§ Problem
Please give the listing again, word for word, with nothing left out.

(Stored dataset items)
──────────
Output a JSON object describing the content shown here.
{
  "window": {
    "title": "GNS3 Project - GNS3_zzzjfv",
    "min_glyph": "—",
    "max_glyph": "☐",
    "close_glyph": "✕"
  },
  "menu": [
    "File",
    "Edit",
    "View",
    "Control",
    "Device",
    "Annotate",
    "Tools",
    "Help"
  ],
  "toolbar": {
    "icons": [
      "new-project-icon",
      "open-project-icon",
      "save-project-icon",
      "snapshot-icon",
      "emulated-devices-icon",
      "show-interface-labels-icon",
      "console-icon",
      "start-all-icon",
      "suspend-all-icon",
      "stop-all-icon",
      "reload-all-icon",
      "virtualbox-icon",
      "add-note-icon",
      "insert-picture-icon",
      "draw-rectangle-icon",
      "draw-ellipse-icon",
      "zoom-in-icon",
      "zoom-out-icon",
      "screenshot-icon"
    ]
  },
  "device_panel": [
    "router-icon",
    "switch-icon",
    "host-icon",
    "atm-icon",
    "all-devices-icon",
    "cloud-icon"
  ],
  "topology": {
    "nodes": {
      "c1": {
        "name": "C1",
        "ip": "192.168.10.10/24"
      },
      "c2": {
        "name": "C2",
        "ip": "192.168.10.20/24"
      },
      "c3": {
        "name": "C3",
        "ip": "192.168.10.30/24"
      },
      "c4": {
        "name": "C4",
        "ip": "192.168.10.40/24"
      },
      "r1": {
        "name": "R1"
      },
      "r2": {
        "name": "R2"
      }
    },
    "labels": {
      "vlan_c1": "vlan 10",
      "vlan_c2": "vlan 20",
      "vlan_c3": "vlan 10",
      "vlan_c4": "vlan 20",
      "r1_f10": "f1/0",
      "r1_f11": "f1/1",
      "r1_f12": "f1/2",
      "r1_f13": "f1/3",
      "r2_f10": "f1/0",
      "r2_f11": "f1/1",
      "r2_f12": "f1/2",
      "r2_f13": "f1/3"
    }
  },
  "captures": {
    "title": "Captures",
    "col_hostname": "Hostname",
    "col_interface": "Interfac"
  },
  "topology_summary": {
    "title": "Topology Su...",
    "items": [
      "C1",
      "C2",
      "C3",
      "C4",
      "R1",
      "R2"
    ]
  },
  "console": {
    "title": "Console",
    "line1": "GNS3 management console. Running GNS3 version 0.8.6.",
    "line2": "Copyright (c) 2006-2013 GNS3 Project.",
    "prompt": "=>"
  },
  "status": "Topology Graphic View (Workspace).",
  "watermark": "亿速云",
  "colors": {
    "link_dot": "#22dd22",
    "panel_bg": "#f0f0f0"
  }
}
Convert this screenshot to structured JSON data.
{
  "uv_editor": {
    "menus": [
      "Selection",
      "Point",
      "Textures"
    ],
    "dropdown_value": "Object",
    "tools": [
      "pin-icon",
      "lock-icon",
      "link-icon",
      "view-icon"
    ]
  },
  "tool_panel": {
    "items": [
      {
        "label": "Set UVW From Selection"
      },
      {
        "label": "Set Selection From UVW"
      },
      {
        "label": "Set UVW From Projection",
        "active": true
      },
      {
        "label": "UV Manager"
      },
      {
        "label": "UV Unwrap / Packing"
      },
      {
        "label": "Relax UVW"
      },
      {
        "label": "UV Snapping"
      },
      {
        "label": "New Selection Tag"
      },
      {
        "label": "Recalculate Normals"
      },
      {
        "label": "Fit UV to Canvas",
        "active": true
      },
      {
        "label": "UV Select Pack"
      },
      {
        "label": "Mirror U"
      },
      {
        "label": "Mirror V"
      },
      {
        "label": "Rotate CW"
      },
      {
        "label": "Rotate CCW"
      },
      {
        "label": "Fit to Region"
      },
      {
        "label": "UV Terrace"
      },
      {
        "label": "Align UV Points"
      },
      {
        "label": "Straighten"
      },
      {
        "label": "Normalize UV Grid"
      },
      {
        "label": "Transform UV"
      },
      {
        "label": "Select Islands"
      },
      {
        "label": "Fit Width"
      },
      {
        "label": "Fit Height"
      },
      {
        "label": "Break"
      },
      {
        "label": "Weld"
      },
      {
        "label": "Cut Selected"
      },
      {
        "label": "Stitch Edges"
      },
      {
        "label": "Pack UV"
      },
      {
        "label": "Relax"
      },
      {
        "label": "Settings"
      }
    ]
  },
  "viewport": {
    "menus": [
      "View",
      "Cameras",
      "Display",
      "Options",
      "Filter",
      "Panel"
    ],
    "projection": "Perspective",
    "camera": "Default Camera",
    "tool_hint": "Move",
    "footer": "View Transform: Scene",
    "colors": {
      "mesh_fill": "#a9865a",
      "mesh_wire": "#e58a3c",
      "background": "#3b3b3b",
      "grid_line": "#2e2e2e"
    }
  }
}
──────────
§ Reply to the exercise
Output a JSON object describing the content shown here.
{
  "window": {
    "title": "GNS3 Project - GNS3_zzzjfv",
    "min_glyph": "—",
    "max_glyph": "☐",
    "close_glyph": "✕"
  },
  "menu": [
    "File",
    "Edit",
    "View",
    "Control",
    "Device",
    "Annotate",
    "Tools",
    "Help"
  ],
  "toolbar": {
    "icons": [
      "new-project-icon",
      "open-project-icon",
      "save-project-icon",
      "snapshot-icon",
      "emulated-devices-icon",
      "show-interface-labels-icon",
      "console-icon",
      "start-all-icon",
      "suspend-all-icon",
      "stop-all-icon",
      "reload-all-icon",
      "virtualbox-icon",
      "add-note-icon",
      "insert-picture-icon",
      "draw-rectangle-icon",
      "draw-ellipse-icon",
      "zoom-in-icon",
      "zoom-out-icon",
      "screenshot-icon"
    ]
  },
  "device_panel": [
    "router-icon",
    "switch-icon",
    "host-icon",
    "atm-icon",
    "all-devices-icon",
    "cloud-icon"
  ],
  "topology": {
    "nodes": {
      "c1": {
        "name": "C1",
        "ip": "192.168.10.10/24"
      },
      "c2": {
        "name": "C2",
        "ip": "192.168.10.20/24"
      },
      "c3": {
        "name": "C3",
        "ip": "192.168.10.30/24"
      },
      "c4": {
        "name": "C4",
        "ip": "192.168.10.40/24"
      },
      "r1": {
        "name": "R1"
      },
      "r2": {
        "name": "R2"
      }
    },
    "labels": {
      "vlan_c1": "vlan 10",
      "vlan_c2": "vlan 20",
      "vlan_c3": "vlan 10",
      "vlan_c4": "vlan 20",
      "r1_f10": "f1/0",
      "r1_f11": "f1/1",
      "r1_f12": "f1/2",
      "r1_f13": "f1/3",
      "r2_f10": "f1/0",
      "r2_f11": "f1/1",
      "r2_f12": "f1/2",
      "r2_f13": "f1/3"
    }
  },
  "captures": {
    "title": "Captures",
    "col_hostname": "Hostname",
    "col_interface": "Interfac"
  },
  "topology_summary": {
    "title": "Topology Su...",
    "items": [
      "C1",
      "C2",
      "C3",
      "C4",
      "R1",
      "R2"
    ]
  },
  "console": {
    "title": "Console",
    "line1": "GNS3 management console. Running GNS3 version 0.8.6.",
    "line2": "Copyright (c) 2006-2013 GNS3 Project.",
    "prompt": "=>"
  },
  "status": "Topology Graphic View (Workspace).",
  "watermark": "亿速云",
  "colors": {
    "link_dot": "#22dd22",
    "panel_bg": "#f0f0f0"
  }
}
Convert this screenshot to structured JSON data.
{
  "uv_editor": {
    "menus": [
      "Selection",
      "Point",
      "Textures"
    ],
    "dropdown_value": "Object",
    "tools": [
      "pin-icon",
      "lock-icon",
      "link-icon",
      "view-icon"
    ]
  },
  "tool_panel": {
    "items": [
      {
        "label": "Set UVW From Selection"
      },
      {
        "label": "Set Selection From UVW"
      },
      {
        "label": "Set UVW From Projection",
        "active": true
      },
      {
        "label": "UV Manager"
      },
      {
        "label": "UV Unwrap / Packing"
      },
      {
        "label": "Relax UVW"
      },
      {
        "label": "UV Snapping"
      },
      {
        "label": "New Selection Tag"
      },
      {
        "label": "Recalculate Normals"
      },
      {
        "label": "Fit UV to Canvas",
        "active": true
      },
      {
        "label": "UV Select Pack"
      },
      {
        "label": "Mirror U"
      },
      {
        "label": "Mirror V"
      },
      {
        "label": "Rotate CW"
      },
      {
        "label": "Rotate CCW"
      },
      {
        "label": "Fit to Region"
      },
      {
        "label": "UV Terrace"
      },
      {
        "label": "Align UV Points"
      },
      {
        "label": "Straighten"
      },
      {
        "label": "Normalize UV Grid"
      },
      {
        "label": "Transform UV"
      },
      {
        "label": "Select Islands"
      },
      {
        "label": "Fit Width"
      },
      {
        "label": "Fit Height"
      },
      {
        "label": "Break"
      },
      {
        "label": "Weld"
      },
      {
        "label": "Cut Selected"
      },
      {
        "label": "Stitch Edges"
      },
      {
        "label": "Pack UV"
      },
      {
        "label": "Relax"
      },
      {
        "label": "Settings"
      }
    ]
  },
  "viewport": {
    "menus": [
      "View",
      "Cameras",
      "Display",
      "Options",
      "Filter",
      "Panel"
    ],
    "projection": "Perspective",
    "camera": "Default Camera",
    "tool_hint": "Move",
    "footer": "View Transform: Scene",
    "colors": {
      "mesh_fill": "#a9865a",
      "mesh_wire": "#e58a3c",
      "background": "#3b3b3b",
      "grid_line": "#2e2e2e"
    }
  }
}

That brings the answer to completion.